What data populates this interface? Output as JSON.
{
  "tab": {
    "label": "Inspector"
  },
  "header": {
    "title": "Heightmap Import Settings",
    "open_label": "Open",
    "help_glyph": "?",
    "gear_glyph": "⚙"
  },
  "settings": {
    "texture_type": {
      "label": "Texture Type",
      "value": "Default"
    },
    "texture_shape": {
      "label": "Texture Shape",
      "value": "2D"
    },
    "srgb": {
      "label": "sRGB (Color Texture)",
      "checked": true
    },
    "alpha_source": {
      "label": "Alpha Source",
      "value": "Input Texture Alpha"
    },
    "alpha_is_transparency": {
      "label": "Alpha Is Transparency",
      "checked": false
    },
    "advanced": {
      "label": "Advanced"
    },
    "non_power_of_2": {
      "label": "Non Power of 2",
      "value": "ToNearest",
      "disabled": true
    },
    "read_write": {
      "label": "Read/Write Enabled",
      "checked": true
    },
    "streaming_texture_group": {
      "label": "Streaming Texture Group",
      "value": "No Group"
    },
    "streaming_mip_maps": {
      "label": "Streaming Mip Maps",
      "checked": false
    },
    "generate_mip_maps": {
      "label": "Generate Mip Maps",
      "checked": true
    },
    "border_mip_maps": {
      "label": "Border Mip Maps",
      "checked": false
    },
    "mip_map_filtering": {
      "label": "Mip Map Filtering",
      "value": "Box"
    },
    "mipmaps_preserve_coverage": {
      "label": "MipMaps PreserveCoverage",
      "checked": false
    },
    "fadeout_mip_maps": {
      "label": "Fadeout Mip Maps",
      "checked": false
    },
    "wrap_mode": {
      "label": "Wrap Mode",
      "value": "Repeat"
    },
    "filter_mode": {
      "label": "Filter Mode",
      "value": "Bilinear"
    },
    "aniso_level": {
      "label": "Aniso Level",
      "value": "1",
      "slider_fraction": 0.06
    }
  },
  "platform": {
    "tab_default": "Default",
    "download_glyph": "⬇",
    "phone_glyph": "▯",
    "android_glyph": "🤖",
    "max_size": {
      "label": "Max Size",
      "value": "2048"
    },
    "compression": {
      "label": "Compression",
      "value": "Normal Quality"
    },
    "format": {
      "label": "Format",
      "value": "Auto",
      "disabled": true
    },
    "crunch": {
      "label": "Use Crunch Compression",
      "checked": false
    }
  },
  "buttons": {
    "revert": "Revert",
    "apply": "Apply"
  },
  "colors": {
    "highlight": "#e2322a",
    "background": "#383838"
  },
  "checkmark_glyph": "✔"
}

□ □ □ □ □ □ □

OBJECTIVE. Copy out all of the lines above exactly.

RESPONSE FOR THIS EXERCISE.
What data populates this interface? Output as JSON.
{
  "tab": {
    "label": "Inspector"
  },
  "header": {
    "title": "Heightmap Import Settings",
    "open_label": "Open",
    "help_glyph": "?",
    "gear_glyph": "⚙"
  },
  "settings": {
    "texture_type": {
      "label": "Texture Type",
      "value": "Default"
    },
    "texture_shape": {
      "label": "Texture Shape",
      "value": "2D"
    },
    "srgb": {
      "label": "sRGB (Color Texture)",
      "checked": true
    },
    "alpha_source": {
      "label": "Alpha Source",
      "value": "Input Texture Alpha"
    },
    "alpha_is_transparency": {
      "label": "Alpha Is Transparency",
      "checked": false
    },
    "advanced": {
      "label": "Advanced"
    },
    "non_power_of_2": {
      "label": "Non Power of 2",
      "value": "ToNearest",
      "disabled": true
    },
    "read_write": {
      "label": "Read/Write Enabled",
      "checked": true
    },
    "streaming_texture_group": {
      "label": "Streaming Texture Group",
      "value": "No Group"
    },
    "streaming_mip_maps": {
      "label": "Streaming Mip Maps",
      "checked": false
    },
    "generate_mip_maps": {
      "label": "Generate Mip Maps",
      "checked": true
    },
    "border_mip_maps": {
      "label": "Border Mip Maps",
      "checked": false
    },
    "mip_map_filtering": {
      "label": "Mip Map Filtering",
      "value": "Box"
    },
    "mipmaps_preserve_coverage": {
      "label": "MipMaps PreserveCoverage",
      "checked": false
    },
    "fadeout_mip_maps": {
      "label": "Fadeout Mip Maps",
      "checked": false
    },
    "wrap_mode": {
      "label": "Wrap Mode",
      "value": "Repeat"
    },
    "filter_mode": {
      "label": "Filter Mode",
      "value": "Bilinear"
    },
    "aniso_level": {
      "label": "Aniso Level",
      "value": "1",
      "slider_fraction": 0.06
    }
  },
  "platform": {
    "tab_default": "Default",
    "download_glyph": "⬇",
    "phone_glyph": "▯",
    "android_glyph": "🤖",
    "max_size": {
      "label": "Max Size",
      "value": "2048"
    },
    "compression": {
      "label": "Compression",
      "value": "Normal Quality"
    },
    "format": {
      "label": "Format",
      "value": "Auto",
      "disabled": true
    },
    "crunch": {
      "label": "Use Crunch Compression",
      "checked": false
    }
  },
  "buttons": {
    "revert": "Revert",
    "apply": "Apply"
  },
  "colors": {
    "highlight": "#e2322a",
    "background": "#383838"
  },
  "checkmark_glyph": "✔"
}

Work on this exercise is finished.